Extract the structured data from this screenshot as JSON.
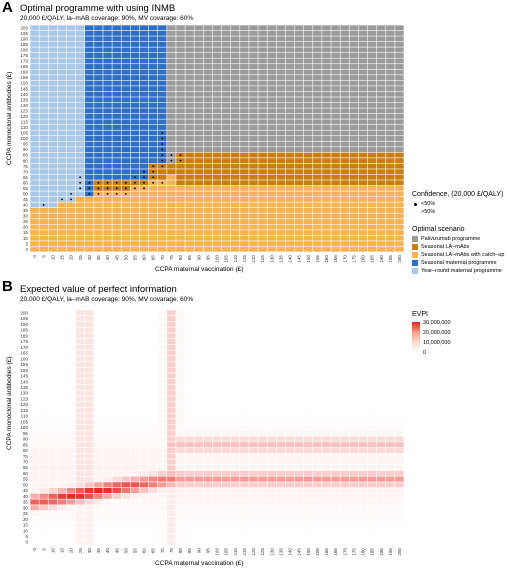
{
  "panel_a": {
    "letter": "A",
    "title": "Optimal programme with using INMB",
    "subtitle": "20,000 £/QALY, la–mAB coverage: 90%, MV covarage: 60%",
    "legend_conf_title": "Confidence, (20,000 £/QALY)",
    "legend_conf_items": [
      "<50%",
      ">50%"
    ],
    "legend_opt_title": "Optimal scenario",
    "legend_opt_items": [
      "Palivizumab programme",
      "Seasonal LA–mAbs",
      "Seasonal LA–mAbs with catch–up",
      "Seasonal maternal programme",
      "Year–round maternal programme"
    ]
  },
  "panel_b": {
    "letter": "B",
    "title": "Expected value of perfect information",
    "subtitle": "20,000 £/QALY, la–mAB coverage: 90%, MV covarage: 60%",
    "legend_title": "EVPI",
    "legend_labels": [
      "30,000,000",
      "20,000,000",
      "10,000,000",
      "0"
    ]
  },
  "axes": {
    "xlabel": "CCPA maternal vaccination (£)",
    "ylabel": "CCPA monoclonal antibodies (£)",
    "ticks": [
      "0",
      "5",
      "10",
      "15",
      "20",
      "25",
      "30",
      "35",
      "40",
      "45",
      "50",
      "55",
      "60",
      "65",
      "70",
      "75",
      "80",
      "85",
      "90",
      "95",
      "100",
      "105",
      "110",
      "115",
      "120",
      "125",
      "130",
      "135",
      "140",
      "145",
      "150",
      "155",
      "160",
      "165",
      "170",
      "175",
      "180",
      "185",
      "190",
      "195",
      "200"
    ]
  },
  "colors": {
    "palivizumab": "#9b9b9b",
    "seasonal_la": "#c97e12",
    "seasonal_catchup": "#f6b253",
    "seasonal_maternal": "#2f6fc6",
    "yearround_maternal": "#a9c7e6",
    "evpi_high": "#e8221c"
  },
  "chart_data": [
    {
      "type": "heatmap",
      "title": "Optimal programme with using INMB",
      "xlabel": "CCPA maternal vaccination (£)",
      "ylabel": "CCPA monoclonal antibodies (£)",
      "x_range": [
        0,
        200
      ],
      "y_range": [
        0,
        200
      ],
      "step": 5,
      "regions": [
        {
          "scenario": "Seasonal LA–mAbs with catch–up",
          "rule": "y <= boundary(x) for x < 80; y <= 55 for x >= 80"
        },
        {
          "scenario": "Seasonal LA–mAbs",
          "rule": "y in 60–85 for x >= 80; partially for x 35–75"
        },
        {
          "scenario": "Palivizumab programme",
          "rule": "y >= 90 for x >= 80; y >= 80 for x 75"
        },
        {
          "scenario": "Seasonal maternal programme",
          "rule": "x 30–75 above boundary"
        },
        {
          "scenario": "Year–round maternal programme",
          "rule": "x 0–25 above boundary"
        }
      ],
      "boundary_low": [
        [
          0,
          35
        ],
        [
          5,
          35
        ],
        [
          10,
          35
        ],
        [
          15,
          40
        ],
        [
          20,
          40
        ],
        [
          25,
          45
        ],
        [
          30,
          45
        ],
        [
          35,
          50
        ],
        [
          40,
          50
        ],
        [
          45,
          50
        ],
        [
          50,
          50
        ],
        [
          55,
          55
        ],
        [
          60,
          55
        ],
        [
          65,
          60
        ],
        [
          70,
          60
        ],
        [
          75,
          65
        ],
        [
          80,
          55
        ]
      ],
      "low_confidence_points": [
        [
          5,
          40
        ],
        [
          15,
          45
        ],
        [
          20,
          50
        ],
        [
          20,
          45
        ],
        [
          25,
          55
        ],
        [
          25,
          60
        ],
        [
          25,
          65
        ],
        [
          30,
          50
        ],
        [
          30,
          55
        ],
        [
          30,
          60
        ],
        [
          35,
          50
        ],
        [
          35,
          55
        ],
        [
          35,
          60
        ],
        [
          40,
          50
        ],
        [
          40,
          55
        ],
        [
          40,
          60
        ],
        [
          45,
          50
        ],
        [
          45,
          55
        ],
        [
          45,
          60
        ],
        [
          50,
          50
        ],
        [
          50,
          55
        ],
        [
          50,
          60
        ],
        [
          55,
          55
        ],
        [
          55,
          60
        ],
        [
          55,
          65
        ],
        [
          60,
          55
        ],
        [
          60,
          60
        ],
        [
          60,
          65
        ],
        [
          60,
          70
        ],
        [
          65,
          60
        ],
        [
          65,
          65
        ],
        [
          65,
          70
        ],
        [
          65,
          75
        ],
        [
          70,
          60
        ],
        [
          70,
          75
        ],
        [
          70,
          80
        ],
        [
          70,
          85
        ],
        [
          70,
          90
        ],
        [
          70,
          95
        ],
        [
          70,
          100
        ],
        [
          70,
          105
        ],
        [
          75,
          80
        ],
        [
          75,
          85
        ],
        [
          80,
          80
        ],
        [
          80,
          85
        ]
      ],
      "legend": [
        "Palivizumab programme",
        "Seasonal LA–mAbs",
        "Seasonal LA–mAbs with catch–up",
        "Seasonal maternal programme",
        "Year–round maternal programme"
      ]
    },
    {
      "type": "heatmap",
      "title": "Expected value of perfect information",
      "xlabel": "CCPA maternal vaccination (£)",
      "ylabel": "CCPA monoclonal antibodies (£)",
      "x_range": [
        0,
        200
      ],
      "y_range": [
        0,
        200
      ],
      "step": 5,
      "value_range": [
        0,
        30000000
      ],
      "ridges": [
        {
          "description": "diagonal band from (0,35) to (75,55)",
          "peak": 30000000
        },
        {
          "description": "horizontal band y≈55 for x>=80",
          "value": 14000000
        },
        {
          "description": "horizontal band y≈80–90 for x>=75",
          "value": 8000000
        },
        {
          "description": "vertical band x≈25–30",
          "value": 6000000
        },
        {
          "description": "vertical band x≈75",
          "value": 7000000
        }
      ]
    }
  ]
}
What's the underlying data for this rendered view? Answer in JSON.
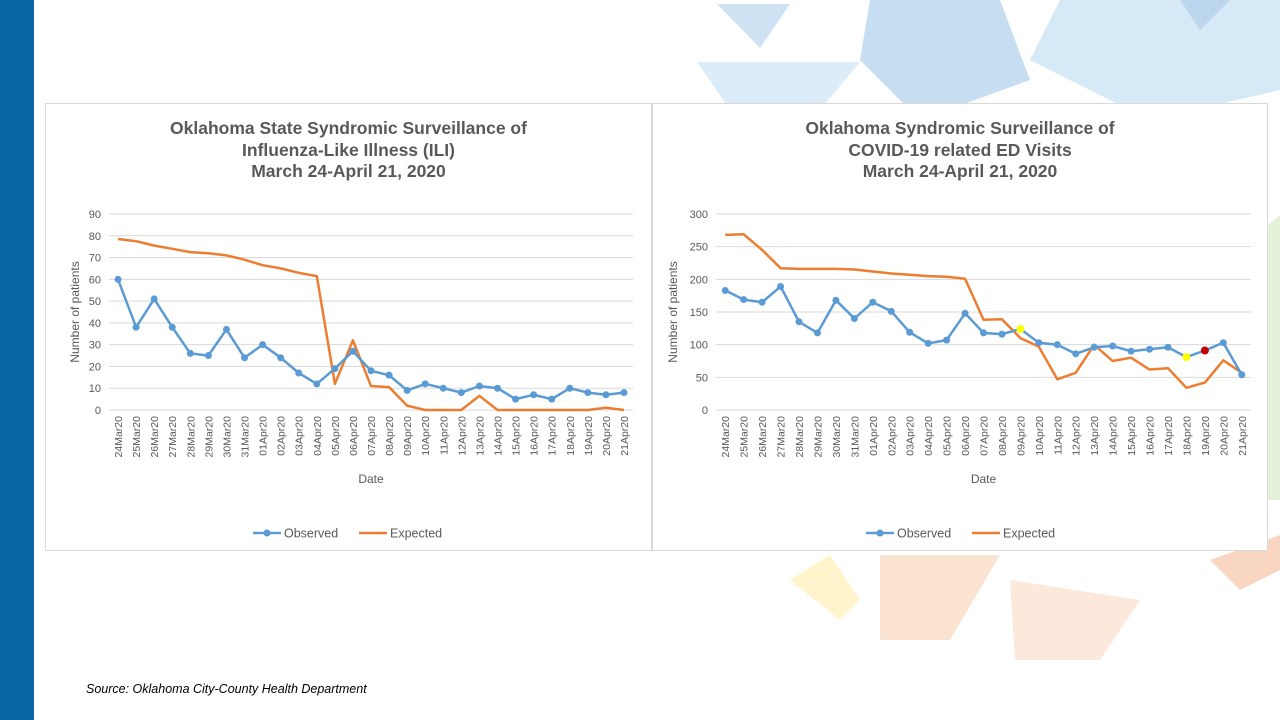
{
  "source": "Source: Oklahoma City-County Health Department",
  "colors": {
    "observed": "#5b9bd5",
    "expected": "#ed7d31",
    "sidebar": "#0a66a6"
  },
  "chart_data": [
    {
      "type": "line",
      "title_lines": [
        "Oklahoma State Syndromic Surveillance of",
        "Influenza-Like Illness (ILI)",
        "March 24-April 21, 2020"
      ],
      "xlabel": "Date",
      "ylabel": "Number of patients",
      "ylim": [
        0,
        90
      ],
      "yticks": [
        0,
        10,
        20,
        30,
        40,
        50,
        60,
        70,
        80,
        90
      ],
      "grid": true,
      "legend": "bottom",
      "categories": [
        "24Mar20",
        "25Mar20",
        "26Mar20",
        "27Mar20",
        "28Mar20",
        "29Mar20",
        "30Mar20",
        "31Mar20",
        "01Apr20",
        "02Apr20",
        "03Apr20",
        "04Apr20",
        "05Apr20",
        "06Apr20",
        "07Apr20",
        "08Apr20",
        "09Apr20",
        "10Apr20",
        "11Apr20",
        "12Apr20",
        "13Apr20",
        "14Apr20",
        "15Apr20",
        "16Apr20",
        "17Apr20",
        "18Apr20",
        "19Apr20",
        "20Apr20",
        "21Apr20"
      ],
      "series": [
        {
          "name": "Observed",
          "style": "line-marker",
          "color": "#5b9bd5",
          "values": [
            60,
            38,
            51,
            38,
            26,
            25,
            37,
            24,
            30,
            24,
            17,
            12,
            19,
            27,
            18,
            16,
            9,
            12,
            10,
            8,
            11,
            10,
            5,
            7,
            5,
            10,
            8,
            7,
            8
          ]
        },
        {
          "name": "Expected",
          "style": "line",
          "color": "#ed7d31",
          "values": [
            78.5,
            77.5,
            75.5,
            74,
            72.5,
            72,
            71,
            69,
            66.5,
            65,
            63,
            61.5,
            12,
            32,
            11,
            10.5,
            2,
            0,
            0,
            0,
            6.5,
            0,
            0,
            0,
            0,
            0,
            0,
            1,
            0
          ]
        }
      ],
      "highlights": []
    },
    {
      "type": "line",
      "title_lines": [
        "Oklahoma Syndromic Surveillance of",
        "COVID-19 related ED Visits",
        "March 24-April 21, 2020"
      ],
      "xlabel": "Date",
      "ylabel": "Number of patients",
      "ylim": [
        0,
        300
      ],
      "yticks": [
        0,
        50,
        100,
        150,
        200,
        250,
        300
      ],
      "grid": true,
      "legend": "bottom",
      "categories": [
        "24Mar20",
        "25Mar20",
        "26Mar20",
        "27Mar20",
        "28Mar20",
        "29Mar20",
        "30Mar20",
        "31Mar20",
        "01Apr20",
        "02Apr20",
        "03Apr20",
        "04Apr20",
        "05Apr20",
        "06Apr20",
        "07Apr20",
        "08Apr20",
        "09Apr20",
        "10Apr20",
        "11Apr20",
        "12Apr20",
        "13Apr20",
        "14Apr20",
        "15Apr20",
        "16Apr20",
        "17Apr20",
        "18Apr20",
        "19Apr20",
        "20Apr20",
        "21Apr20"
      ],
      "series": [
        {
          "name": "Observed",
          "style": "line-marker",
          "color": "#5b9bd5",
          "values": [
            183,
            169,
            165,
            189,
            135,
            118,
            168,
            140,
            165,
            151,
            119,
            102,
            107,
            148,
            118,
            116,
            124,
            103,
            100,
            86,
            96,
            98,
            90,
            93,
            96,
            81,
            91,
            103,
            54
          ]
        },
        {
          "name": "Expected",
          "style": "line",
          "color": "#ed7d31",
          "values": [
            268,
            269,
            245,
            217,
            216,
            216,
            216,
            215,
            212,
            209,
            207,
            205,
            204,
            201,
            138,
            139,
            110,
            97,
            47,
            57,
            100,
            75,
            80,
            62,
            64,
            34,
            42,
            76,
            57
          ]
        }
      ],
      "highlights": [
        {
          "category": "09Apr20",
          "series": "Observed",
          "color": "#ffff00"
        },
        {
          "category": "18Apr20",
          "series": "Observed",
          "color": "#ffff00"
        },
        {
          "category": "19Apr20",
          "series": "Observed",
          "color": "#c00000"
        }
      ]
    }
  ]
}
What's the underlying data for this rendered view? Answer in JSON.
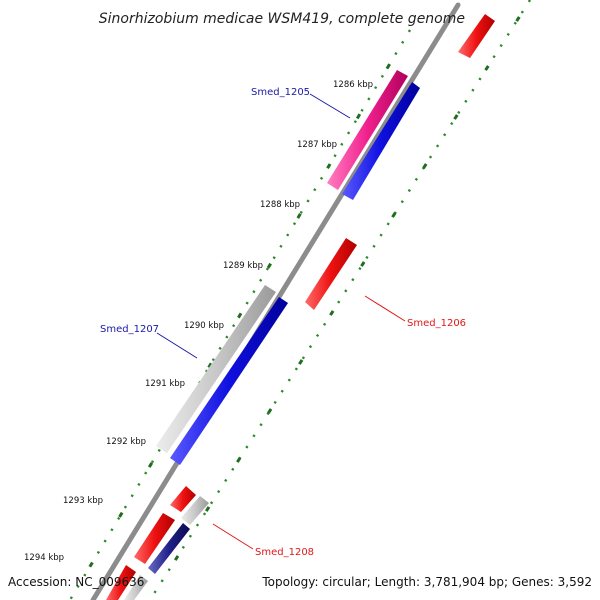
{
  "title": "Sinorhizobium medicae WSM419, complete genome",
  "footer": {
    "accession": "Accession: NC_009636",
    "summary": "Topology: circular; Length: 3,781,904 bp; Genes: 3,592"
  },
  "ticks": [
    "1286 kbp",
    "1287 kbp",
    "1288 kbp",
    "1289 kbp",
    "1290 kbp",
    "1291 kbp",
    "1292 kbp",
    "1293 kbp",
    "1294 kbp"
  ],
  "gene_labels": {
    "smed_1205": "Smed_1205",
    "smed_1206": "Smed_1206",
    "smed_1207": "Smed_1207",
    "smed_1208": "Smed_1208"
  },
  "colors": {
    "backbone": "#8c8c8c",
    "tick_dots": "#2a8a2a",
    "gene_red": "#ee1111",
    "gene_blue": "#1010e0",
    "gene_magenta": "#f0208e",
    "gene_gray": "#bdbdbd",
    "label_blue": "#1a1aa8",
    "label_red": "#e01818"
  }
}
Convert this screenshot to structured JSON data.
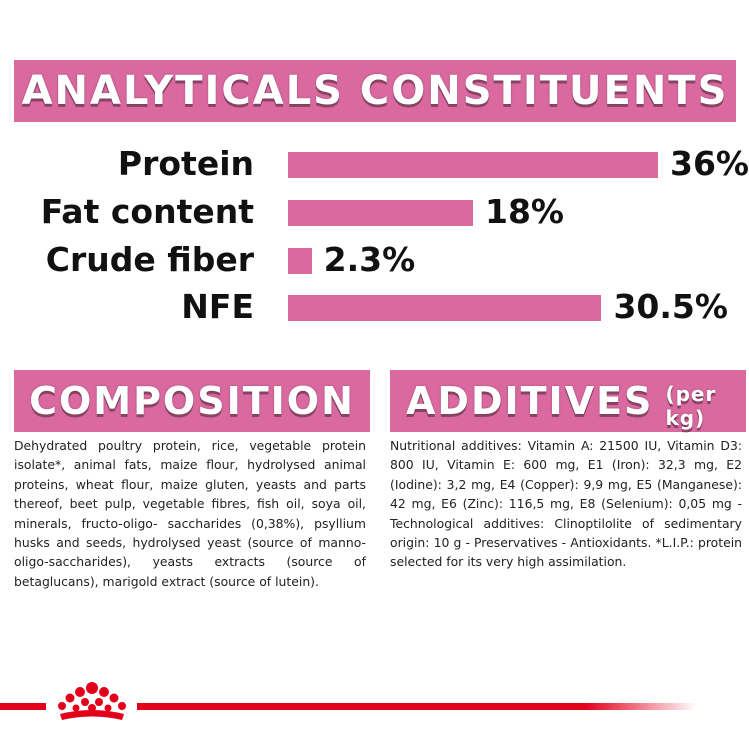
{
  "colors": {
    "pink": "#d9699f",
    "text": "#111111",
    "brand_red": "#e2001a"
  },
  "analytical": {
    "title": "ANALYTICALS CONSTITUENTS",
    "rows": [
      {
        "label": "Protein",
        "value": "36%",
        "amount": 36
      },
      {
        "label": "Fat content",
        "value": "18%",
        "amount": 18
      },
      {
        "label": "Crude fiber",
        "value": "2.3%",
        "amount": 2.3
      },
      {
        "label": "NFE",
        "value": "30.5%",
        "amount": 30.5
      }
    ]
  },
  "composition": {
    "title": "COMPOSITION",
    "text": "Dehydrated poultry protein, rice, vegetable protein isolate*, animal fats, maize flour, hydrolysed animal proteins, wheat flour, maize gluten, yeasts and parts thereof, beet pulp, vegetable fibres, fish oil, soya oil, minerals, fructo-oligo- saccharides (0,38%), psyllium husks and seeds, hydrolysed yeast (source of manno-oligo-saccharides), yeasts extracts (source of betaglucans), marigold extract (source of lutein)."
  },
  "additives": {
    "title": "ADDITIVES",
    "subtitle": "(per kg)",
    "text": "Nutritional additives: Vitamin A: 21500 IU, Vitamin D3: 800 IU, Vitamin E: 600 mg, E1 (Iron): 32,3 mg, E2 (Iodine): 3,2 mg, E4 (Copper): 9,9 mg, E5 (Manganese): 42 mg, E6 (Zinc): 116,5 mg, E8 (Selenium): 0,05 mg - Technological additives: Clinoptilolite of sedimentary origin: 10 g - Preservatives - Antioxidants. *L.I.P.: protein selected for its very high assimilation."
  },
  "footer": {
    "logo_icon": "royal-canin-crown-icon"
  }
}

■ Your goal: Going through the records, say how many lines hold the string "band". Only the number should be given.

■ Answer to the problem: 5